● **Set exercise**
Without the images, output each record below as it stands.

◇ ◇ ◇ ◇

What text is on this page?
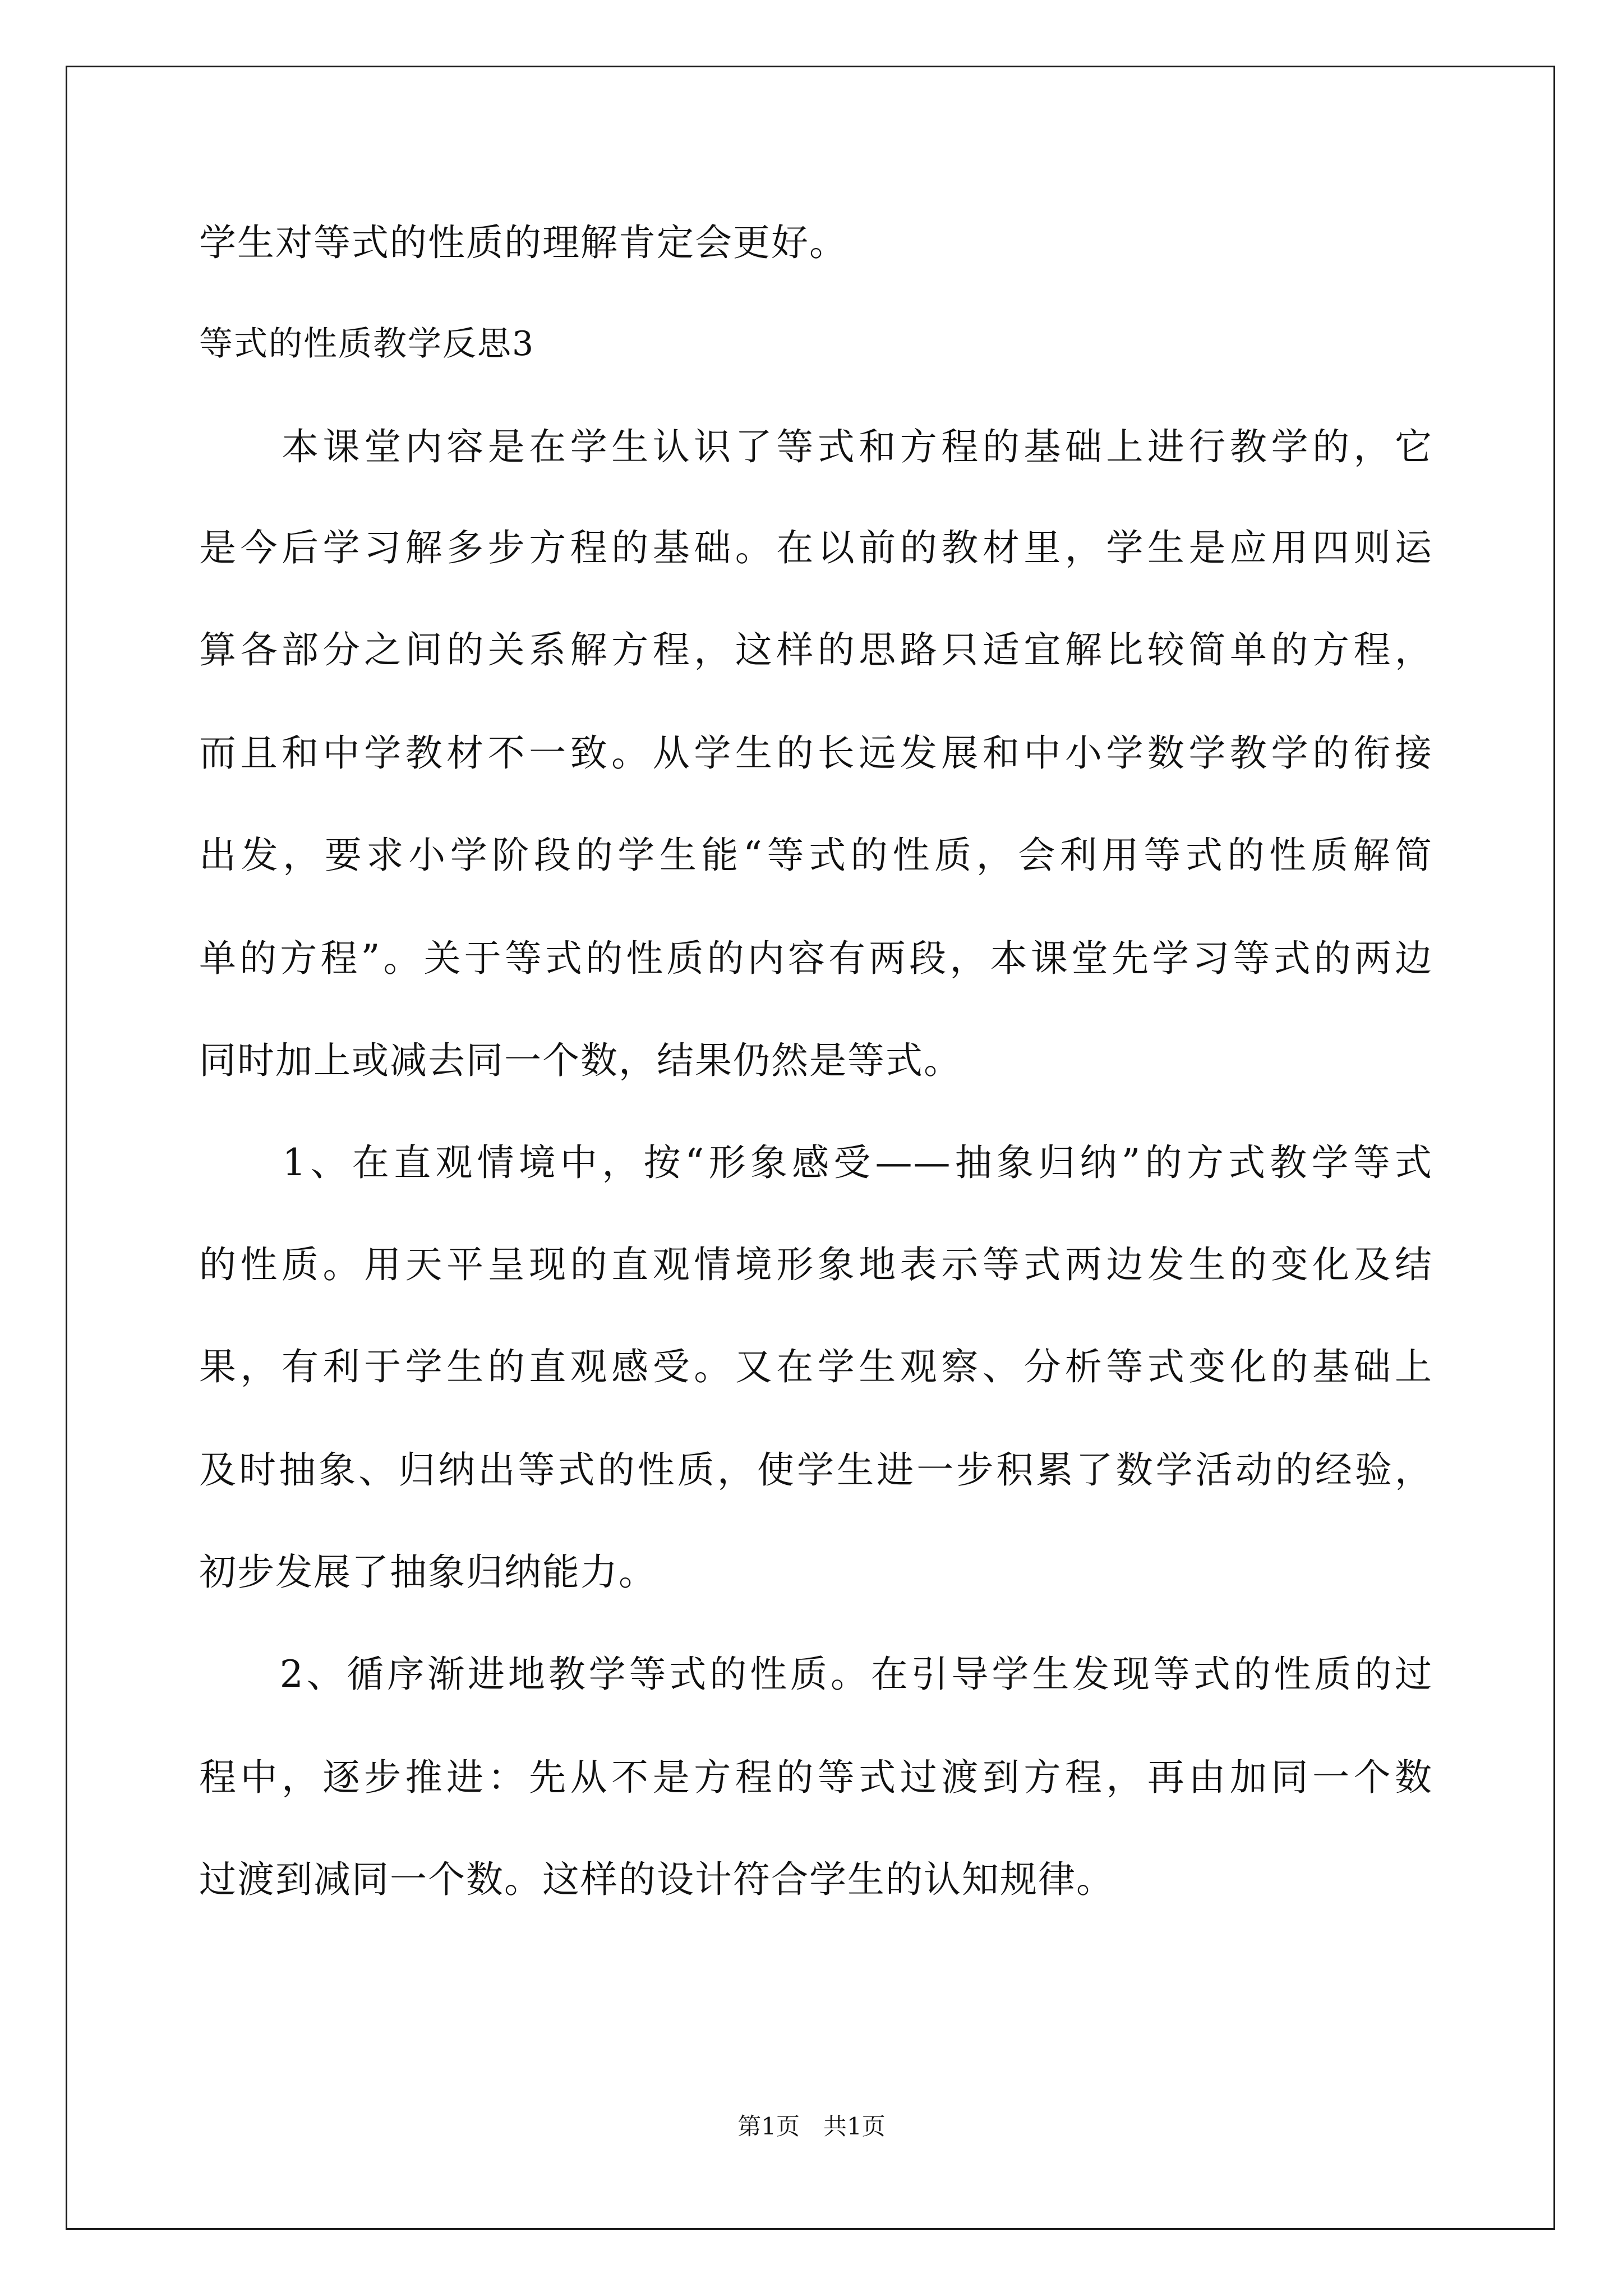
学生对等式的性质的理解肯定会更好。
等式的性质教学反思3
　　本课堂内容是在学生认识了等式和方程的基础上进行教学的，它
是今后学习解多步方程的基础。在以前的教材里，学生是应用四则运
算各部分之间的关系解方程，这样的思路只适宜解比较简单的方程，
而且和中学教材不一致。从学生的长远发展和中小学数学教学的衔接
出发，要求小学阶段的学生能“等式的性质，会利用等式的性质解简
单的方程”。关于等式的性质的内容有两段，本课堂先学习等式的两边
同时加上或减去同一个数，结果仍然是等式。
　　1、在直观情境中，按“形象感受——抽象归纳”的方式教学等式
的性质。用天平呈现的直观情境形象地表示等式两边发生的变化及结
果，有利于学生的直观感受。又在学生观察、分析等式变化的基础上
及时抽象、归纳出等式的性质，使学生进一步积累了数学活动的经验，
初步发展了抽象归纳能力。
　　2、循序渐进地教学等式的性质。在引导学生发现等式的性质的过
程中，逐步推进：先从不是方程的等式过渡到方程，再由加同一个数
过渡到减同一个数。这样的设计符合学生的认知规律。
第1页　共1页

◇ ◇ ◇ ◇

● **Answer to this problem**
What text is on this page?
学生对等式的性质的理解肯定会更好。
等式的性质教学反思3
　　本课堂内容是在学生认识了等式和方程的基础上进行教学的，它
是今后学习解多步方程的基础。在以前的教材里，学生是应用四则运
算各部分之间的关系解方程，这样的思路只适宜解比较简单的方程，
而且和中学教材不一致。从学生的长远发展和中小学数学教学的衔接
出发，要求小学阶段的学生能“等式的性质，会利用等式的性质解简
单的方程”。关于等式的性质的内容有两段，本课堂先学习等式的两边
同时加上或减去同一个数，结果仍然是等式。
　　1、在直观情境中，按“形象感受——抽象归纳”的方式教学等式
的性质。用天平呈现的直观情境形象地表示等式两边发生的变化及结
果，有利于学生的直观感受。又在学生观察、分析等式变化的基础上
及时抽象、归纳出等式的性质，使学生进一步积累了数学活动的经验，
初步发展了抽象归纳能力。
　　2、循序渐进地教学等式的性质。在引导学生发现等式的性质的过
程中，逐步推进：先从不是方程的等式过渡到方程，再由加同一个数
过渡到减同一个数。这样的设计符合学生的认知规律。
第1页　共1页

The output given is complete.